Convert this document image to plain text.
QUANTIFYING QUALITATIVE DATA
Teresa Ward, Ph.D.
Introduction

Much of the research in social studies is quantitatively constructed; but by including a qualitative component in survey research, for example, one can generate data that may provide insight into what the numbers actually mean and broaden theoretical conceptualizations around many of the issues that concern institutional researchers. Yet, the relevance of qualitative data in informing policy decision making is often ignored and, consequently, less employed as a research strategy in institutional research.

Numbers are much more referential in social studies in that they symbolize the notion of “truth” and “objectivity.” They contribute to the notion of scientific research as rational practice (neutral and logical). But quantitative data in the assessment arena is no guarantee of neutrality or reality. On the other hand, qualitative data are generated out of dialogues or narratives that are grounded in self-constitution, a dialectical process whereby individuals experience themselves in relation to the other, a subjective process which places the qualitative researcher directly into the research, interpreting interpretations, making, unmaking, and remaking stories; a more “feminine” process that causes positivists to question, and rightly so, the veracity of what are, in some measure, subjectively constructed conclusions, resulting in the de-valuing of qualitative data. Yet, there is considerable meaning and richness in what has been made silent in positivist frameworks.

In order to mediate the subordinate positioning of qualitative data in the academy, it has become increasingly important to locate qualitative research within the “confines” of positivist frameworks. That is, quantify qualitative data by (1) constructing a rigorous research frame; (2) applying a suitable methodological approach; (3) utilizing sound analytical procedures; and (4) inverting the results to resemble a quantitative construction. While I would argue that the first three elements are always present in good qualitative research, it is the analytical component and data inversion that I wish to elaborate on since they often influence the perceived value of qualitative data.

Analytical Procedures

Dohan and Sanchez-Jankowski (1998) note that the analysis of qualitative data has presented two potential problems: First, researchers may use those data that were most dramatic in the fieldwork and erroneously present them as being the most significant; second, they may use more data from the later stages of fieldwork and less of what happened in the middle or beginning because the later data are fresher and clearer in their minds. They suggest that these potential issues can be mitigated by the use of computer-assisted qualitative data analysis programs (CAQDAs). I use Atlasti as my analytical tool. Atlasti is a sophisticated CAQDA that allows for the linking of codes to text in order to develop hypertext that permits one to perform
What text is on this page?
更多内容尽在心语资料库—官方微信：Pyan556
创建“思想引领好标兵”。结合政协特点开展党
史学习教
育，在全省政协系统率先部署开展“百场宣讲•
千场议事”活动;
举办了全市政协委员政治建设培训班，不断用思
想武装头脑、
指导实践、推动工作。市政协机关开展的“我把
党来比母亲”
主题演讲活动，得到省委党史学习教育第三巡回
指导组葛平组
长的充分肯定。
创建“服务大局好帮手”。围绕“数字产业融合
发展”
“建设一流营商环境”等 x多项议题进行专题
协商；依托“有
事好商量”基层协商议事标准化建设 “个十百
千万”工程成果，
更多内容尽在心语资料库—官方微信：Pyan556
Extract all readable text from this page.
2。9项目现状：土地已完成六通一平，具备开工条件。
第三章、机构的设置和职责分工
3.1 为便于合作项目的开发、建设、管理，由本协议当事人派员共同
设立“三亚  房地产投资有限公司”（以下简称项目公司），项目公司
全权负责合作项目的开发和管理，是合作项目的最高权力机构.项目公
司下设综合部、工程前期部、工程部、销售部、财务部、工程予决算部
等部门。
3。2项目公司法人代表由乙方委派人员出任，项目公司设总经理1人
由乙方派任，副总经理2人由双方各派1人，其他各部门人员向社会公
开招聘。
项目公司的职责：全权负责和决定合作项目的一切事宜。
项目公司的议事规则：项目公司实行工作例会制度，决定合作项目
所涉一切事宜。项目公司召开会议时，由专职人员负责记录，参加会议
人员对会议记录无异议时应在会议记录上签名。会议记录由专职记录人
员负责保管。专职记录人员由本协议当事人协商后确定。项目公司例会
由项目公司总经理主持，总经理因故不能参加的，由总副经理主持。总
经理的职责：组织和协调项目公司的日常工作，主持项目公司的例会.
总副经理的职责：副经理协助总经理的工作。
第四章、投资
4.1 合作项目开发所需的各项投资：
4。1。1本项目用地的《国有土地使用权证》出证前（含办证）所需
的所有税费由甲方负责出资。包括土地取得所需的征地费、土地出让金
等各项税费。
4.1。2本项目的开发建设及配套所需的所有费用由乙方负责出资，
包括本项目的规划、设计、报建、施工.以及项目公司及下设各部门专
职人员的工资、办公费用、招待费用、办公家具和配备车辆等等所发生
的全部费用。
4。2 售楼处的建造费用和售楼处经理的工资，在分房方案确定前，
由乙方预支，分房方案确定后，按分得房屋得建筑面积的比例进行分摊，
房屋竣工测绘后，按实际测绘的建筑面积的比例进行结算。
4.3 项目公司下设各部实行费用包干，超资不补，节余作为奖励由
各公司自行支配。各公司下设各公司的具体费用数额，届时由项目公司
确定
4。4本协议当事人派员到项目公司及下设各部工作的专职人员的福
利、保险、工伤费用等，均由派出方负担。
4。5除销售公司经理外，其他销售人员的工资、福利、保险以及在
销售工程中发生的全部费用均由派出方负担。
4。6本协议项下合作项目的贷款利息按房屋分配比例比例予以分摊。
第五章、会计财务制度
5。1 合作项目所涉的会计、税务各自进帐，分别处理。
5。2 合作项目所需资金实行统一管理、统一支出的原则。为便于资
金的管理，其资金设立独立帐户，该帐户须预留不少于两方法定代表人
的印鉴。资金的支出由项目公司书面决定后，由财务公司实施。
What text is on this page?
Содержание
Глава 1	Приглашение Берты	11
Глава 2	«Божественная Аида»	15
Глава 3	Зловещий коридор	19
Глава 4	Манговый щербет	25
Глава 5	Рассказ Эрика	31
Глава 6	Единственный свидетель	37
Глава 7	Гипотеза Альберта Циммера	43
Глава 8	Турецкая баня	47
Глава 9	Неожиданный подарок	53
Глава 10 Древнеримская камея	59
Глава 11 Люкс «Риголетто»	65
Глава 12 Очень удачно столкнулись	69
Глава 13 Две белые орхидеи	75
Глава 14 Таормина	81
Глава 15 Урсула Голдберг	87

════

> _Set problem_:
Recopy the entries above exactly, with every line included.

> _Output of the task_:
Convert this document image to plain text.
QUANTIFYING QUALITATIVE DATA
Teresa Ward, Ph.D.
Introduction

Much of the research in social studies is quantitatively constructed; but by including a qualitative component in survey research, for example, one can generate data that may provide insight into what the numbers actually mean and broaden theoretical conceptualizations around many of the issues that concern institutional researchers. Yet, the relevance of qualitative data in informing policy decision making is often ignored and, consequently, less employed as a research strategy in institutional research.

Numbers are much more referential in social studies in that they symbolize the notion of “truth” and “objectivity.” They contribute to the notion of scientific research as rational practice (neutral and logical). But quantitative data in the assessment arena is no guarantee of neutrality or reality. On the other hand, qualitative data are generated out of dialogues or narratives that are grounded in self-constitution, a dialectical process whereby individuals experience themselves in relation to the other, a subjective process which places the qualitative researcher directly into the research, interpreting interpretations, making, unmaking, and remaking stories; a more “feminine” process that causes positivists to question, and rightly so, the veracity of what are, in some measure, subjectively constructed conclusions, resulting in the de-valuing of qualitative data. Yet, there is considerable meaning and richness in what has been made silent in positivist frameworks.

In order to mediate the subordinate positioning of qualitative data in the academy, it has become increasingly important to locate qualitative research within the “confines” of positivist frameworks. That is, quantify qualitative data by (1) constructing a rigorous research frame; (2) applying a suitable methodological approach; (3) utilizing sound analytical procedures; and (4) inverting the results to resemble a quantitative construction. While I would argue that the first three elements are always present in good qualitative research, it is the analytical component and data inversion that I wish to elaborate on since they often influence the perceived value of qualitative data.

Analytical Procedures

Dohan and Sanchez-Jankowski (1998) note that the analysis of qualitative data has presented two potential problems: First, researchers may use those data that were most dramatic in the fieldwork and erroneously present them as being the most significant; second, they may use more data from the later stages of fieldwork and less of what happened in the middle or beginning because the later data are fresher and clearer in their minds. They suggest that these potential issues can be mitigated by the use of computer-assisted qualitative data analysis programs (CAQDAs). I use Atlasti as my analytical tool. Atlasti is a sophisticated CAQDA that allows for the linking of codes to text in order to develop hypertext that permits one to perform
What text is on this page?
更多内容尽在心语资料库—官方微信：Pyan556
创建“思想引领好标兵”。结合政协特点开展党
史学习教
育，在全省政协系统率先部署开展“百场宣讲•
千场议事”活动;
举办了全市政协委员政治建设培训班，不断用思
想武装头脑、
指导实践、推动工作。市政协机关开展的“我把
党来比母亲”
主题演讲活动，得到省委党史学习教育第三巡回
指导组葛平组
长的充分肯定。
创建“服务大局好帮手”。围绕“数字产业融合
发展”
“建设一流营商环境”等 x多项议题进行专题
协商；依托“有
事好商量”基层协商议事标准化建设 “个十百
千万”工程成果，
更多内容尽在心语资料库—官方微信：Pyan556
Extract all readable text from this page.
2。9项目现状：土地已完成六通一平，具备开工条件。
第三章、机构的设置和职责分工
3.1 为便于合作项目的开发、建设、管理，由本协议当事人派员共同
设立“三亚  房地产投资有限公司”（以下简称项目公司），项目公司
全权负责合作项目的开发和管理，是合作项目的最高权力机构.项目公
司下设综合部、工程前期部、工程部、销售部、财务部、工程予决算部
等部门。
3。2项目公司法人代表由乙方委派人员出任，项目公司设总经理1人
由乙方派任，副总经理2人由双方各派1人，其他各部门人员向社会公
开招聘。
项目公司的职责：全权负责和决定合作项目的一切事宜。
项目公司的议事规则：项目公司实行工作例会制度，决定合作项目
所涉一切事宜。项目公司召开会议时，由专职人员负责记录，参加会议
人员对会议记录无异议时应在会议记录上签名。会议记录由专职记录人
员负责保管。专职记录人员由本协议当事人协商后确定。项目公司例会
由项目公司总经理主持，总经理因故不能参加的，由总副经理主持。总
经理的职责：组织和协调项目公司的日常工作，主持项目公司的例会.
总副经理的职责：副经理协助总经理的工作。
第四章、投资
4.1 合作项目开发所需的各项投资：
4。1。1本项目用地的《国有土地使用权证》出证前（含办证）所需
的所有税费由甲方负责出资。包括土地取得所需的征地费、土地出让金
等各项税费。
4.1。2本项目的开发建设及配套所需的所有费用由乙方负责出资，
包括本项目的规划、设计、报建、施工.以及项目公司及下设各部门专
职人员的工资、办公费用、招待费用、办公家具和配备车辆等等所发生
的全部费用。
4。2 售楼处的建造费用和售楼处经理的工资，在分房方案确定前，
由乙方预支，分房方案确定后，按分得房屋得建筑面积的比例进行分摊，
房屋竣工测绘后，按实际测绘的建筑面积的比例进行结算。
4.3 项目公司下设各部实行费用包干，超资不补，节余作为奖励由
各公司自行支配。各公司下设各公司的具体费用数额，届时由项目公司
确定
4。4本协议当事人派员到项目公司及下设各部工作的专职人员的福
利、保险、工伤费用等，均由派出方负担。
4。5除销售公司经理外，其他销售人员的工资、福利、保险以及在
销售工程中发生的全部费用均由派出方负担。
4。6本协议项下合作项目的贷款利息按房屋分配比例比例予以分摊。
第五章、会计财务制度
5。1 合作项目所涉的会计、税务各自进帐，分别处理。
5。2 合作项目所需资金实行统一管理、统一支出的原则。为便于资
金的管理，其资金设立独立帐户，该帐户须预留不少于两方法定代表人
的印鉴。资金的支出由项目公司书面决定后，由财务公司实施。
What text is on this page?
Содержание
Глава 1	Приглашение Берты	11
Глава 2	«Божественная Аида»	15
Глава 3	Зловещий коридор	19
Глава 4	Манговый щербет	25
Глава 5	Рассказ Эрика	31
Глава 6	Единственный свидетель	37
Глава 7	Гипотеза Альберта Циммера	43
Глава 8	Турецкая баня	47
Глава 9	Неожиданный подарок	53
Глава 10 Древнеримская камея	59
Глава 11 Люкс «Риголетто»	65
Глава 12 Очень удачно столкнулись	69
Глава 13 Две белые орхидеи	75
Глава 14 Таормина	81
Глава 15 Урсула Голдберг	87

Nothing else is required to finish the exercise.